§ **What to do**:
Give the material again in full, matching it exactly.

§ **Task material**:
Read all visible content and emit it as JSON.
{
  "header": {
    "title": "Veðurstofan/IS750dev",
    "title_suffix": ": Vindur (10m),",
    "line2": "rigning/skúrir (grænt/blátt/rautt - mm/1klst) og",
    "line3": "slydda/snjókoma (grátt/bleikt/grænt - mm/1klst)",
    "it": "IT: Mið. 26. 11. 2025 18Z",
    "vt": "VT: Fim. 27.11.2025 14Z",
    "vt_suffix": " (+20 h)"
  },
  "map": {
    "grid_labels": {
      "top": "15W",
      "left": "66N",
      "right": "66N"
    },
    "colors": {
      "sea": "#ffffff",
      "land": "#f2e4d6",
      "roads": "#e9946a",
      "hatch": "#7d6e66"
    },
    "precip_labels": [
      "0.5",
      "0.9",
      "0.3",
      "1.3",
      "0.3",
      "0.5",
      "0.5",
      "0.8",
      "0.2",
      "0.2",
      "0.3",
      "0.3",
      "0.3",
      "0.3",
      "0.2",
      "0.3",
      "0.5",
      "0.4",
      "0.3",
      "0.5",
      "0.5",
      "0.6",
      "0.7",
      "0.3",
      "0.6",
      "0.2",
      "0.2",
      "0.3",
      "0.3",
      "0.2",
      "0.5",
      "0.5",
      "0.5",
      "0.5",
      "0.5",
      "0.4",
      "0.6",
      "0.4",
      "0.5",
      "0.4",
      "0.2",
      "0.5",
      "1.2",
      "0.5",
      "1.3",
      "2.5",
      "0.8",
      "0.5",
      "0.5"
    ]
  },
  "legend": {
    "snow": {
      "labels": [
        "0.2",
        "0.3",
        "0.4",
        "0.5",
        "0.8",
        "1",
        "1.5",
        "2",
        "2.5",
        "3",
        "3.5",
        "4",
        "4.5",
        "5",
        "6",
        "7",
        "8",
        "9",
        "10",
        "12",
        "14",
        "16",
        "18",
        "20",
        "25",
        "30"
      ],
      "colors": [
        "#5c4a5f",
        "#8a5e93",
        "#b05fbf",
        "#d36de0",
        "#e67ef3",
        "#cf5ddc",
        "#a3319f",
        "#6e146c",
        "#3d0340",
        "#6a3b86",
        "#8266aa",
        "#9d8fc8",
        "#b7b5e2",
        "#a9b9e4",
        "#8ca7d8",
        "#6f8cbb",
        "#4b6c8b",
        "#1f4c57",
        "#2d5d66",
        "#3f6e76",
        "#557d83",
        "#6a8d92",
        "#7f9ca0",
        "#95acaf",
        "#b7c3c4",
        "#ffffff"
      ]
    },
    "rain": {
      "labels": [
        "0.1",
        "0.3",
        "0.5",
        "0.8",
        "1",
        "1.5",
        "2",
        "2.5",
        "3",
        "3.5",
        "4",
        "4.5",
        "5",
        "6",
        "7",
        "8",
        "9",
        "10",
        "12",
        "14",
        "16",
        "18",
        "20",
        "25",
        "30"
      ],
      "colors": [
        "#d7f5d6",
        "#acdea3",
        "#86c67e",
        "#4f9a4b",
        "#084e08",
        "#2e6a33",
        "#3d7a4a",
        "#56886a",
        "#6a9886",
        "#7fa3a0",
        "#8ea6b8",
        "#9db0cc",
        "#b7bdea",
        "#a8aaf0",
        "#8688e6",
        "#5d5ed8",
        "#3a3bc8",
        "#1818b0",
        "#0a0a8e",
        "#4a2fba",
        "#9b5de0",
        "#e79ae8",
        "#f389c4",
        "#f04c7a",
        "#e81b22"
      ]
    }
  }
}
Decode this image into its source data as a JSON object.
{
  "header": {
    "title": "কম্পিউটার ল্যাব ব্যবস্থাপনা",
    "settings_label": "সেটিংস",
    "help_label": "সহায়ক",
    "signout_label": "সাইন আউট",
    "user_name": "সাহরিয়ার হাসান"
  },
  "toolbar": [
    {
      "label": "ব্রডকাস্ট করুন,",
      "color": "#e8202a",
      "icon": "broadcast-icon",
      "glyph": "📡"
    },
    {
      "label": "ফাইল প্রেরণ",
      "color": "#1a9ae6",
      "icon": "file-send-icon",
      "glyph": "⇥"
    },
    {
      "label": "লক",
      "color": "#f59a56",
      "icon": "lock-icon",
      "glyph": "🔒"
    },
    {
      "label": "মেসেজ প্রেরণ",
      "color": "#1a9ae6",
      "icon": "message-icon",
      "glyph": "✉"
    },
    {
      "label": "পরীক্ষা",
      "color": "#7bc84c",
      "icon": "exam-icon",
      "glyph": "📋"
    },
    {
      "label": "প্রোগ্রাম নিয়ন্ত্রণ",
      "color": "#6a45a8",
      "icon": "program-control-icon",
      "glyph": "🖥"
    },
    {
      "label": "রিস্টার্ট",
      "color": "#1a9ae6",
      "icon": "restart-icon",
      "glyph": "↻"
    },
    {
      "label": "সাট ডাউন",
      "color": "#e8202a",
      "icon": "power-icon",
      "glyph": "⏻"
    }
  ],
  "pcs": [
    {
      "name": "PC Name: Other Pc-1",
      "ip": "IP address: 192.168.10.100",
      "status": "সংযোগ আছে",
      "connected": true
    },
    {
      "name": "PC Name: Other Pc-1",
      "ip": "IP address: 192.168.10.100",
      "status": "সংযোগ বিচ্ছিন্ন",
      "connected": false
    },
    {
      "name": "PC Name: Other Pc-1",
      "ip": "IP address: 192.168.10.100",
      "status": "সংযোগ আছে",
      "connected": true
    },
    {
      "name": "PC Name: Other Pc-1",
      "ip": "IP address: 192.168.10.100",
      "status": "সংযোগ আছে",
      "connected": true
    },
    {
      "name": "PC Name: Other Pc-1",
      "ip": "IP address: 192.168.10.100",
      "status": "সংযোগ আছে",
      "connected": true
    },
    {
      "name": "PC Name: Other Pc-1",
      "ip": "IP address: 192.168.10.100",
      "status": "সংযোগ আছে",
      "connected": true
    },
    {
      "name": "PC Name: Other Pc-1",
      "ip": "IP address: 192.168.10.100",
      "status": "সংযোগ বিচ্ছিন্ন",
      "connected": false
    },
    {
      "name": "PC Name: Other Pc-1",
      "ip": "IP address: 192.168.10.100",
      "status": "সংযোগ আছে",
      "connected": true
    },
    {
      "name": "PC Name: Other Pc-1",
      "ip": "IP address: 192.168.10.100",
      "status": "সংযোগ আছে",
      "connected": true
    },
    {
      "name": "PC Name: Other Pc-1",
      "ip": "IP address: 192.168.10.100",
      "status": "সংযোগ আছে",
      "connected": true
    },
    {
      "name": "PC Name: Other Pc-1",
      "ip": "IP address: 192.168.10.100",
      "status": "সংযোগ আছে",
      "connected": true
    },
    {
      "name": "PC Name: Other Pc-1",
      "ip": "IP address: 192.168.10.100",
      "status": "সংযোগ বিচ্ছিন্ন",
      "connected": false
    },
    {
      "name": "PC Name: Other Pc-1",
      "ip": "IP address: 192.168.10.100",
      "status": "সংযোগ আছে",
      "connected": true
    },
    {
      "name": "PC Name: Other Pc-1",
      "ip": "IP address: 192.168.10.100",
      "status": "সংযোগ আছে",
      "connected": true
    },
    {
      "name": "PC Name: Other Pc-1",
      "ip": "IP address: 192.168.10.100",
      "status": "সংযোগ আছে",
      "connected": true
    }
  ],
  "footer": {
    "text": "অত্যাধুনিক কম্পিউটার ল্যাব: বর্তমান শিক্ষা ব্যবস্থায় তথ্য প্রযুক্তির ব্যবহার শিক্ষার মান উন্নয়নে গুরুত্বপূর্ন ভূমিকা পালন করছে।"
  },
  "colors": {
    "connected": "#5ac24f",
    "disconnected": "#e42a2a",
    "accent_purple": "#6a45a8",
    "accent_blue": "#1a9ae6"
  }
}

§ **Output for this exercise**:
Read all visible content and emit it as JSON.
{
  "header": {
    "title": "Veðurstofan/IS750dev",
    "title_suffix": ": Vindur (10m),",
    "line2": "rigning/skúrir (grænt/blátt/rautt - mm/1klst) og",
    "line3": "slydda/snjókoma (grátt/bleikt/grænt - mm/1klst)",
    "it": "IT: Mið. 26. 11. 2025 18Z",
    "vt": "VT: Fim. 27.11.2025 14Z",
    "vt_suffix": " (+20 h)"
  },
  "map": {
    "grid_labels": {
      "top": "15W",
      "left": "66N",
      "right": "66N"
    },
    "colors": {
      "sea": "#ffffff",
      "land": "#f2e4d6",
      "roads": "#e9946a",
      "hatch": "#7d6e66"
    },
    "precip_labels": [
      "0.5",
      "0.9",
      "0.3",
      "1.3",
      "0.3",
      "0.5",
      "0.5",
      "0.8",
      "0.2",
      "0.2",
      "0.3",
      "0.3",
      "0.3",
      "0.3",
      "0.2",
      "0.3",
      "0.5",
      "0.4",
      "0.3",
      "0.5",
      "0.5",
      "0.6",
      "0.7",
      "0.3",
      "0.6",
      "0.2",
      "0.2",
      "0.3",
      "0.3",
      "0.2",
      "0.5",
      "0.5",
      "0.5",
      "0.5",
      "0.5",
      "0.4",
      "0.6",
      "0.4",
      "0.5",
      "0.4",
      "0.2",
      "0.5",
      "1.2",
      "0.5",
      "1.3",
      "2.5",
      "0.8",
      "0.5",
      "0.5"
    ]
  },
  "legend": {
    "snow": {
      "labels": [
        "0.2",
        "0.3",
        "0.4",
        "0.5",
        "0.8",
        "1",
        "1.5",
        "2",
        "2.5",
        "3",
        "3.5",
        "4",
        "4.5",
        "5",
        "6",
        "7",
        "8",
        "9",
        "10",
        "12",
        "14",
        "16",
        "18",
        "20",
        "25",
        "30"
      ],
      "colors": [
        "#5c4a5f",
        "#8a5e93",
        "#b05fbf",
        "#d36de0",
        "#e67ef3",
        "#cf5ddc",
        "#a3319f",
        "#6e146c",
        "#3d0340",
        "#6a3b86",
        "#8266aa",
        "#9d8fc8",
        "#b7b5e2",
        "#a9b9e4",
        "#8ca7d8",
        "#6f8cbb",
        "#4b6c8b",
        "#1f4c57",
        "#2d5d66",
        "#3f6e76",
        "#557d83",
        "#6a8d92",
        "#7f9ca0",
        "#95acaf",
        "#b7c3c4",
        "#ffffff"
      ]
    },
    "rain": {
      "labels": [
        "0.1",
        "0.3",
        "0.5",
        "0.8",
        "1",
        "1.5",
        "2",
        "2.5",
        "3",
        "3.5",
        "4",
        "4.5",
        "5",
        "6",
        "7",
        "8",
        "9",
        "10",
        "12",
        "14",
        "16",
        "18",
        "20",
        "25",
        "30"
      ],
      "colors": [
        "#d7f5d6",
        "#acdea3",
        "#86c67e",
        "#4f9a4b",
        "#084e08",
        "#2e6a33",
        "#3d7a4a",
        "#56886a",
        "#6a9886",
        "#7fa3a0",
        "#8ea6b8",
        "#9db0cc",
        "#b7bdea",
        "#a8aaf0",
        "#8688e6",
        "#5d5ed8",
        "#3a3bc8",
        "#1818b0",
        "#0a0a8e",
        "#4a2fba",
        "#9b5de0",
        "#e79ae8",
        "#f389c4",
        "#f04c7a",
        "#e81b22"
      ]
    }
  }
}
Decode this image into its source data as a JSON object.
{
  "header": {
    "title": "কম্পিউটার ল্যাব ব্যবস্থাপনা",
    "settings_label": "সেটিংস",
    "help_label": "সহায়ক",
    "signout_label": "সাইন আউট",
    "user_name": "সাহরিয়ার হাসান"
  },
  "toolbar": [
    {
      "label": "ব্রডকাস্ট করুন,",
      "color": "#e8202a",
      "icon": "broadcast-icon",
      "glyph": "📡"
    },
    {
      "label": "ফাইল প্রেরণ",
      "color": "#1a9ae6",
      "icon": "file-send-icon",
      "glyph": "⇥"
    },
    {
      "label": "লক",
      "color": "#f59a56",
      "icon": "lock-icon",
      "glyph": "🔒"
    },
    {
      "label": "মেসেজ প্রেরণ",
      "color": "#1a9ae6",
      "icon": "message-icon",
      "glyph": "✉"
    },
    {
      "label": "পরীক্ষা",
      "color": "#7bc84c",
      "icon": "exam-icon",
      "glyph": "📋"
    },
    {
      "label": "প্রোগ্রাম নিয়ন্ত্রণ",
      "color": "#6a45a8",
      "icon": "program-control-icon",
      "glyph": "🖥"
    },
    {
      "label": "রিস্টার্ট",
      "color": "#1a9ae6",
      "icon": "restart-icon",
      "glyph": "↻"
    },
    {
      "label": "সাট ডাউন",
      "color": "#e8202a",
      "icon": "power-icon",
      "glyph": "⏻"
    }
  ],
  "pcs": [
    {
      "name": "PC Name: Other Pc-1",
      "ip": "IP address: 192.168.10.100",
      "status": "সংযোগ আছে",
      "connected": true
    },
    {
      "name": "PC Name: Other Pc-1",
      "ip": "IP address: 192.168.10.100",
      "status": "সংযোগ বিচ্ছিন্ন",
      "connected": false
    },
    {
      "name": "PC Name: Other Pc-1",
      "ip": "IP address: 192.168.10.100",
      "status": "সংযোগ আছে",
      "connected": true
    },
    {
      "name": "PC Name: Other Pc-1",
      "ip": "IP address: 192.168.10.100",
      "status": "সংযোগ আছে",
      "connected": true
    },
    {
      "name": "PC Name: Other Pc-1",
      "ip": "IP address: 192.168.10.100",
      "status": "সংযোগ আছে",
      "connected": true
    },
    {
      "name": "PC Name: Other Pc-1",
      "ip": "IP address: 192.168.10.100",
      "status": "সংযোগ আছে",
      "connected": true
    },
    {
      "name": "PC Name: Other Pc-1",
      "ip": "IP address: 192.168.10.100",
      "status": "সংযোগ বিচ্ছিন্ন",
      "connected": false
    },
    {
      "name": "PC Name: Other Pc-1",
      "ip": "IP address: 192.168.10.100",
      "status": "সংযোগ আছে",
      "connected": true
    },
    {
      "name": "PC Name: Other Pc-1",
      "ip": "IP address: 192.168.10.100",
      "status": "সংযোগ আছে",
      "connected": true
    },
    {
      "name": "PC Name: Other Pc-1",
      "ip": "IP address: 192.168.10.100",
      "status": "সংযোগ আছে",
      "connected": true
    },
    {
      "name": "PC Name: Other Pc-1",
      "ip": "IP address: 192.168.10.100",
      "status": "সংযোগ আছে",
      "connected": true
    },
    {
      "name": "PC Name: Other Pc-1",
      "ip": "IP address: 192.168.10.100",
      "status": "সংযোগ বিচ্ছিন্ন",
      "connected": false
    },
    {
      "name": "PC Name: Other Pc-1",
      "ip": "IP address: 192.168.10.100",
      "status": "সংযোগ আছে",
      "connected": true
    },
    {
      "name": "PC Name: Other Pc-1",
      "ip": "IP address: 192.168.10.100",
      "status": "সংযোগ আছে",
      "connected": true
    },
    {
      "name": "PC Name: Other Pc-1",
      "ip": "IP address: 192.168.10.100",
      "status": "সংযোগ আছে",
      "connected": true
    }
  ],
  "footer": {
    "text": "অত্যাধুনিক কম্পিউটার ল্যাব: বর্তমান শিক্ষা ব্যবস্থায় তথ্য প্রযুক্তির ব্যবহার শিক্ষার মান উন্নয়নে গুরুত্বপূর্ন ভূমিকা পালন করছে।"
  },
  "colors": {
    "connected": "#5ac24f",
    "disconnected": "#e42a2a",
    "accent_purple": "#6a45a8",
    "accent_blue": "#1a9ae6"
  }
}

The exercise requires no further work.